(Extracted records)
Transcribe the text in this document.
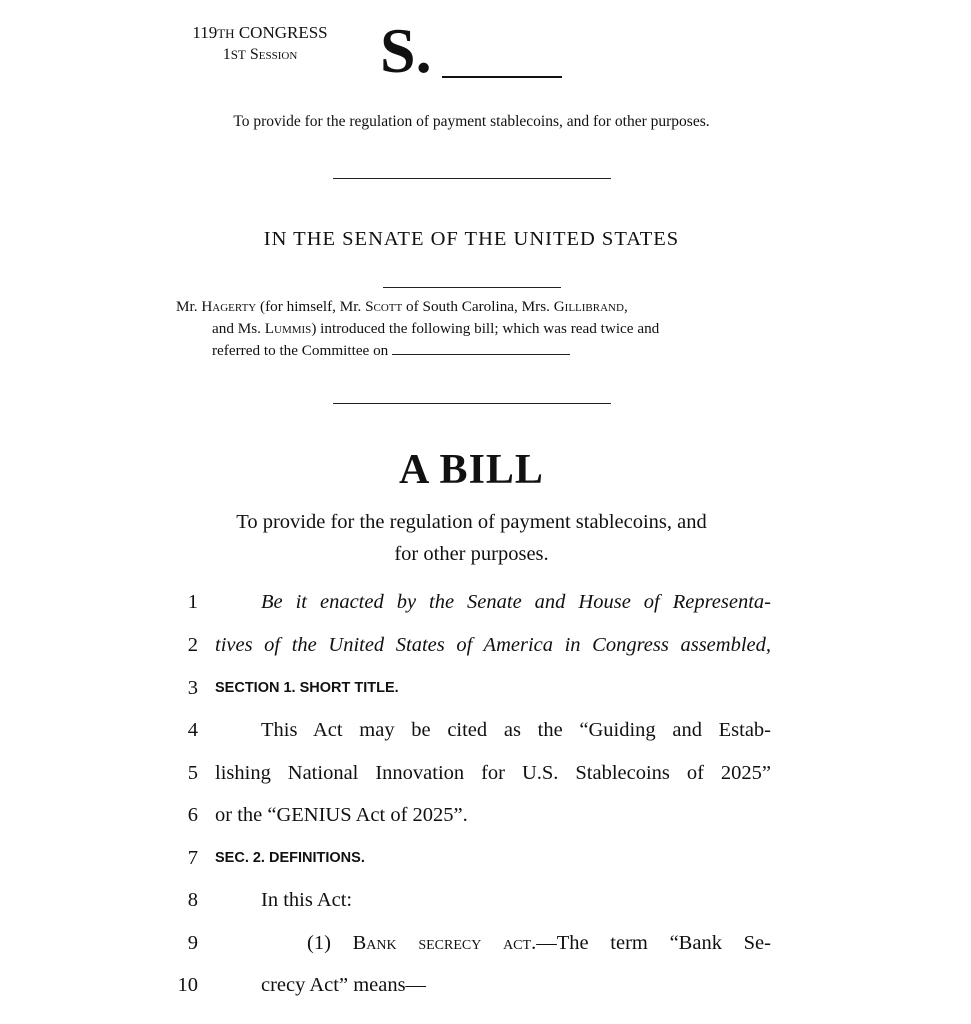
119TH CONGRESS
1ST Session	S.
To provide for the regulation of payment stablecoins, and for other purposes.
IN THE SENATE OF THE UNITED STATES
Mr. Hagerty (for himself, Mr. Scott of South Carolina, Mrs. Gillibrand,
and Ms. Lummis) introduced the following bill; which was read twice and
referred to the Committee on
A BILL
To provide for the regulation of payment stablecoins, and
for other purposes.
1	Be it enacted by the Senate and House of Representa-
2 tives of the United States of America in Congress assembled,
3 SECTION 1. SHORT TITLE.
4	This Act may be cited as the “Guiding and Estab-
5 lishing National Innovation for U.S. Stablecoins of 2025”
6 or the “GENIUS Act of 2025”.
7 SEC. 2. DEFINITIONS.
8	In this Act:
9	(1) Bank secrecy act.—The term “Bank Se-
10	crecy Act” means—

Directive. Find every line with "provide" in the listing and state how many there are, nothing else.

Full solution. 2